## Directive
Copy out every line that contains "moyens".

## Working data

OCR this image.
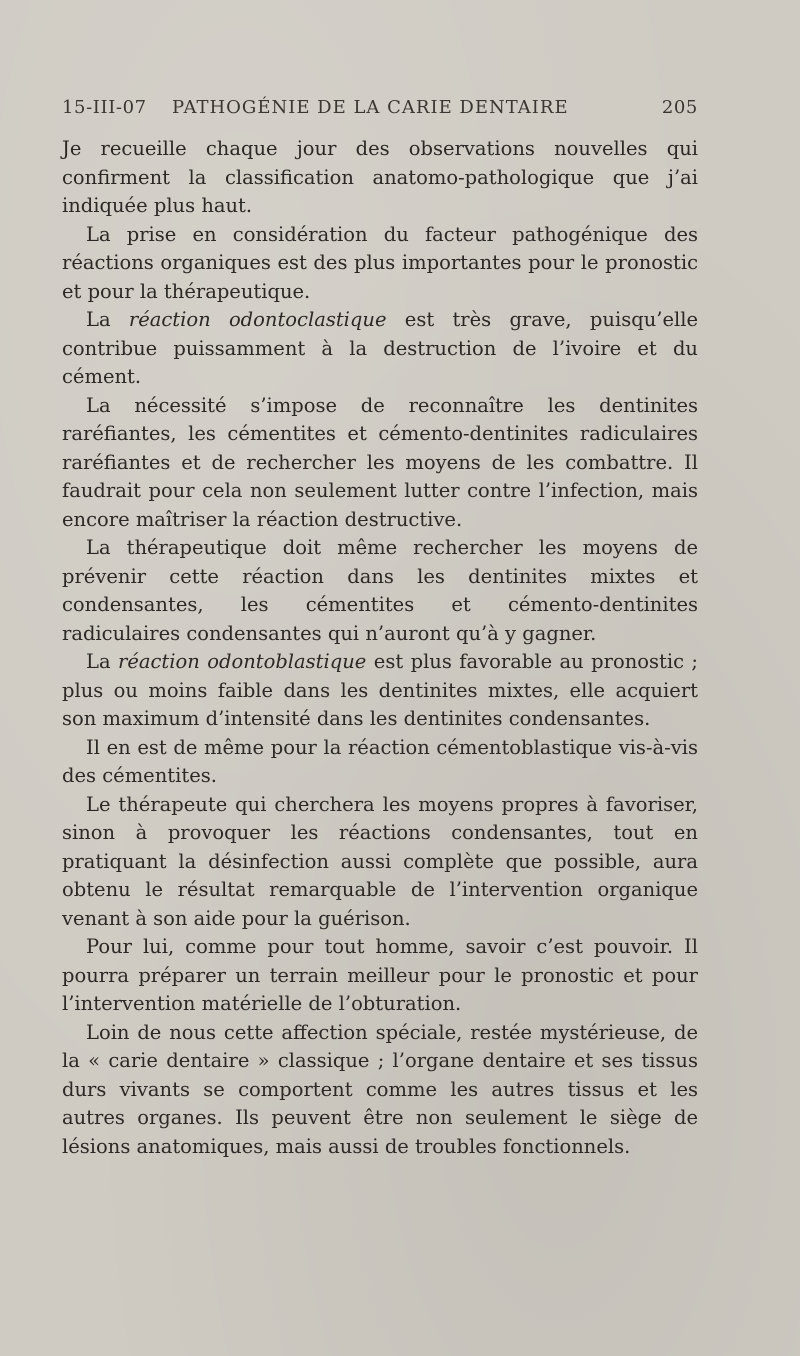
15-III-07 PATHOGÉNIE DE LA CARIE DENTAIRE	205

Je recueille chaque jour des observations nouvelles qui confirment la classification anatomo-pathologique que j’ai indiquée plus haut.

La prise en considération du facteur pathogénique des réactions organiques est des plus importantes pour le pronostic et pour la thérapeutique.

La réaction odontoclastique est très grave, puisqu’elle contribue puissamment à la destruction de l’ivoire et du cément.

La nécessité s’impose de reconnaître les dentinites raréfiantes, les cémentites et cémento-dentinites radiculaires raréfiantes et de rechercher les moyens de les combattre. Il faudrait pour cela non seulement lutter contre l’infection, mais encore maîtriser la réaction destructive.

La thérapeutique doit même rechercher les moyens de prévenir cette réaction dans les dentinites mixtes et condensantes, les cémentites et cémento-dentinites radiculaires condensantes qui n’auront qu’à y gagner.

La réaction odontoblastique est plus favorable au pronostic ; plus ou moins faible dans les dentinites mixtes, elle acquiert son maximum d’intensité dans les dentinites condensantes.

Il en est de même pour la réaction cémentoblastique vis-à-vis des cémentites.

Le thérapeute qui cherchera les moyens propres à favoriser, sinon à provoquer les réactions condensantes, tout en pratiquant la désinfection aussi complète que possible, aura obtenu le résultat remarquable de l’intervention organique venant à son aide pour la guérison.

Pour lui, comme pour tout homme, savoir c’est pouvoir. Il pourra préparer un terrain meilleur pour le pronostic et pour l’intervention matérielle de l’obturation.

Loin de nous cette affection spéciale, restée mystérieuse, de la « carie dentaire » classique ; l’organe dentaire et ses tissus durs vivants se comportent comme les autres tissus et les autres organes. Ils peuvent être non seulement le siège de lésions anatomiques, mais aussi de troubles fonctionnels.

## Solution for this exercise
La nécessité s’impose de reconnaître les dentinites raréfiantes, les cémentites et cémento-dentinites radiculaires raréfiantes et de rechercher les moyens de les combattre. Il faudrait pour cela non seulement lutter contre l’infection, mais encore maîtriser la réaction destructive.
La thérapeutique doit même rechercher les moyens de prévenir cette réaction dans les dentinites mixtes et condensantes, les cémentites et cémento-dentinites radiculaires condensantes qui n’auront qu’à y gagner.
Le thérapeute qui cherchera les moyens propres à favoriser, sinon à provoquer les réactions condensantes, tout en pratiquant la désinfection aussi complète que possible, aura obtenu le résultat remarquable de l’intervention organique venant à son aide pour la guérison.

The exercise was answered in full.